Set the listing down again in full, word for word, with the pictures left out.
# THE DATA start
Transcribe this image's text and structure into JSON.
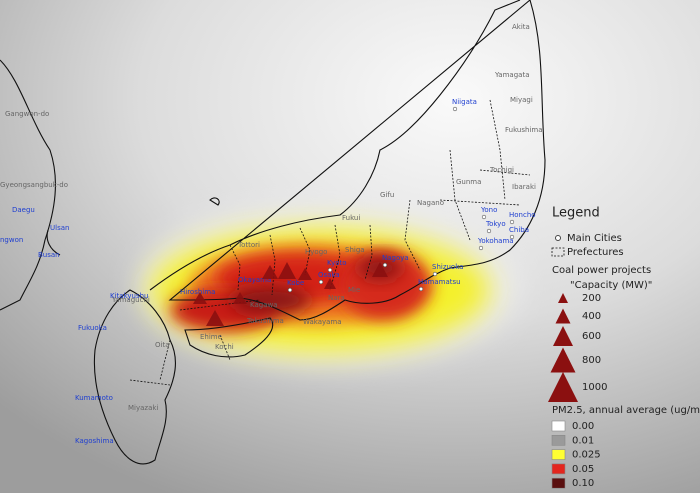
{
  "cities": [
    "Niigata",
    "Yono",
    "Honcho",
    "Tokyo",
    "Chiba",
    "Yokohama",
    "Shizuoka",
    "Hamamatsu",
    "Nagoya",
    "Kyoto",
    "Osaka",
    "Kobe",
    "Okayama",
    "Hiroshima",
    "Kitakyushu",
    "Fukuoka",
    "Kumamoto",
    "Kagoshima",
    "Busan",
    "Ulsan",
    "Daegu",
    "ngwon"
  ],
  "regions": [
    "Akita",
    "Yamagata",
    "Miyagi",
    "Fukushima",
    "Gunma",
    "Tochigi",
    "Ibaraki",
    "Nagano",
    "Gifu",
    "Fukui",
    "Tottori",
    "Shiga",
    "Mie",
    "Nara",
    "Wakayama",
    "Tokushima",
    "Kagawa",
    "Ehime",
    "Kochi",
    "Yamaguchi",
    "Oita",
    "Miyazaki",
    "Hyogo",
    "Gangwon-do",
    "Gyeongsangbuk-do"
  ],
  "legend": {
    "title": "Legend",
    "main_cities": "Main Cities",
    "prefectures": "Prefectures",
    "coal_title": "Coal power projects",
    "capacity_title": "\"Capacity (MW)\"",
    "capacities": [
      "200",
      "400",
      "600",
      "800",
      "1000"
    ],
    "pm_title": "PM2.5, annual average (ug/m3)",
    "pm_classes": [
      {
        "label": "0.00",
        "color": "#ffffff"
      },
      {
        "label": "0.01",
        "color": "#9a9a9a"
      },
      {
        "label": "0.025",
        "color": "#ffff33"
      },
      {
        "label": "0.05",
        "color": "#e3261e"
      },
      {
        "label": "0.10",
        "color": "#5a0f0f"
      }
    ]
  }
}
# THE DATA end
◆ TASK RESULT
Transcribe this image's text and structure into JSON.
{
  "cities": [
    "Niigata",
    "Yono",
    "Honcho",
    "Tokyo",
    "Chiba",
    "Yokohama",
    "Shizuoka",
    "Hamamatsu",
    "Nagoya",
    "Kyoto",
    "Osaka",
    "Kobe",
    "Okayama",
    "Hiroshima",
    "Kitakyushu",
    "Fukuoka",
    "Kumamoto",
    "Kagoshima",
    "Busan",
    "Ulsan",
    "Daegu",
    "ngwon"
  ],
  "regions": [
    "Akita",
    "Yamagata",
    "Miyagi",
    "Fukushima",
    "Gunma",
    "Tochigi",
    "Ibaraki",
    "Nagano",
    "Gifu",
    "Fukui",
    "Tottori",
    "Shiga",
    "Mie",
    "Nara",
    "Wakayama",
    "Tokushima",
    "Kagawa",
    "Ehime",
    "Kochi",
    "Yamaguchi",
    "Oita",
    "Miyazaki",
    "Hyogo",
    "Gangwon-do",
    "Gyeongsangbuk-do"
  ],
  "legend": {
    "title": "Legend",
    "main_cities": "Main Cities",
    "prefectures": "Prefectures",
    "coal_title": "Coal power projects",
    "capacity_title": "\"Capacity (MW)\"",
    "capacities": [
      "200",
      "400",
      "600",
      "800",
      "1000"
    ],
    "pm_title": "PM2.5, annual average (ug/m3)",
    "pm_classes": [
      {
        "label": "0.00",
        "color": "#ffffff"
      },
      {
        "label": "0.01",
        "color": "#9a9a9a"
      },
      {
        "label": "0.025",
        "color": "#ffff33"
      },
      {
        "label": "0.05",
        "color": "#e3261e"
      },
      {
        "label": "0.10",
        "color": "#5a0f0f"
      }
    ]
  }
}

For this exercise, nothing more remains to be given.